__Objective__
In the data, extract each line that holds the string "老师职称评定个人工作总结范文".

** begin Provided information **

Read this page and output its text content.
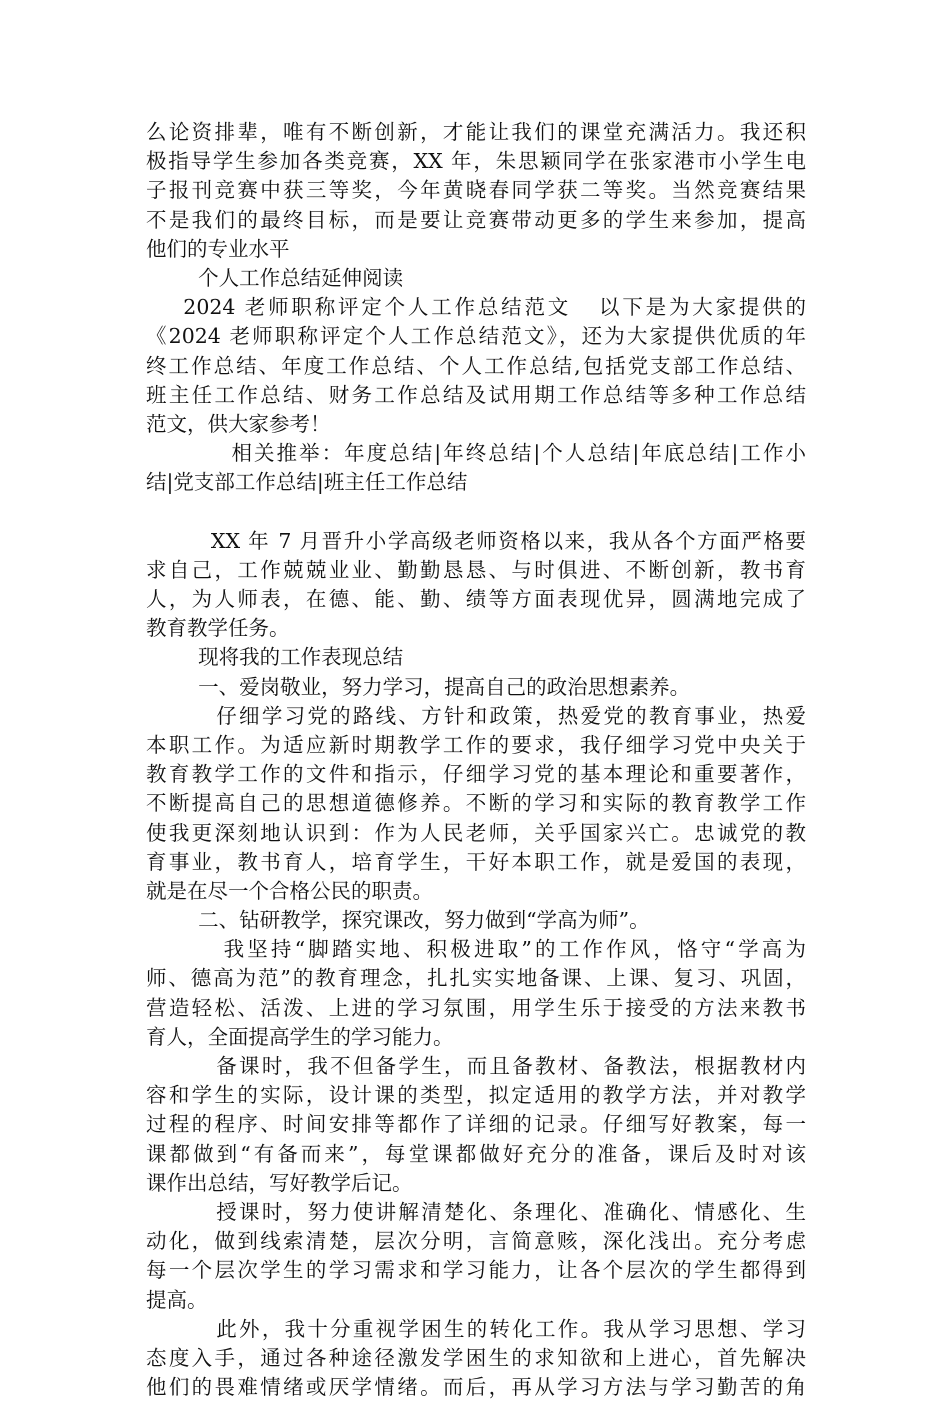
么论资排辈，唯有不断创新，才能让我们的课堂充满活力。我还积
极指导学生参加各类竞赛，XX 年，朱思颖同学在张家港市小学生电
子报刊竞赛中获三等奖，今年黄晓春同学获二等奖。当然竞赛结果
不是我们的最终目标，而是要让竞赛带动更多的学生来参加，提高
他们的专业水平
个人工作总结延伸阅读
2024 老师职称评定个人工作总结范文   以下是为大家提供的
《2024 老师职称评定个人工作总结范文》，还为大家提供优质的年
终工作总结、年度工作总结、个人工作总结,包括党支部工作总结、
班主任工作总结、财务工作总结及试用期工作总结等多种工作总结
范文，供大家参考！
相关推举：年度总结|年终总结|个人总结|年底总结|工作小
结|党支部工作总结|班主任工作总结
XX 年 7 月晋升小学高级老师资格以来，我从各个方面严格要
求自己，工作兢兢业业、勤勤恳恳、与时俱进、不断创新，教书育
人，为人师表，在德、能、勤、绩等方面表现优异，圆满地完成了
教育教学任务。
现将我的工作表现总结
一、爱岗敬业，努力学习，提高自己的政治思想素养。
仔细学习党的路线、方针和政策，热爱党的教育事业，热爱
本职工作。为适应新时期教学工作的要求，我仔细学习党中央关于
教育教学工作的文件和指示，仔细学习党的基本理论和重要著作，
不断提高自己的思想道德修养。不断的学习和实际的教育教学工作
使我更深刻地认识到：作为人民老师，关乎国家兴亡。忠诚党的教
育事业，教书育人，培育学生，干好本职工作，就是爱国的表现，
就是在尽一个合格公民的职责。
二、钻研教学，探究课改，努力做到“学高为师”。
我坚持“脚踏实地、积极进取”的工作作风，恪守“学高为
师、德高为范”的教育理念，扎扎实实地备课、上课、复习、巩固，
营造轻松、活泼、上进的学习氛围，用学生乐于接受的方法来教书
育人，全面提高学生的学习能力。
备课时，我不但备学生，而且备教材、备教法，根据教材内
容和学生的实际，设计课的类型，拟定适用的教学方法，并对教学
过程的程序、时间安排等都作了详细的记录。仔细写好教案，每一
课都做到“有备而来”，每堂课都做好充分的准备，课后及时对该
课作出总结，写好教学后记。
授课时，努力使讲解清楚化、条理化、准确化、情感化、生
动化，做到线索清楚，层次分明，言简意赅，深化浅出。充分考虑
每一个层次学生的学习需求和学习能力，让各个层次的学生都得到
提高。
此外，我十分重视学困生的转化工作。我从学习思想、学习
态度入手，通过各种途径激发学困生的求知欲和上进心，首先解决
他们的畏难情绪或厌学情绪。而后，再从学习方法与学习勤苦的角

** end Provided information **

__The response__
2024 老师职称评定个人工作总结范文   以下是为大家提供的
《2024 老师职称评定个人工作总结范文》，还为大家提供优质的年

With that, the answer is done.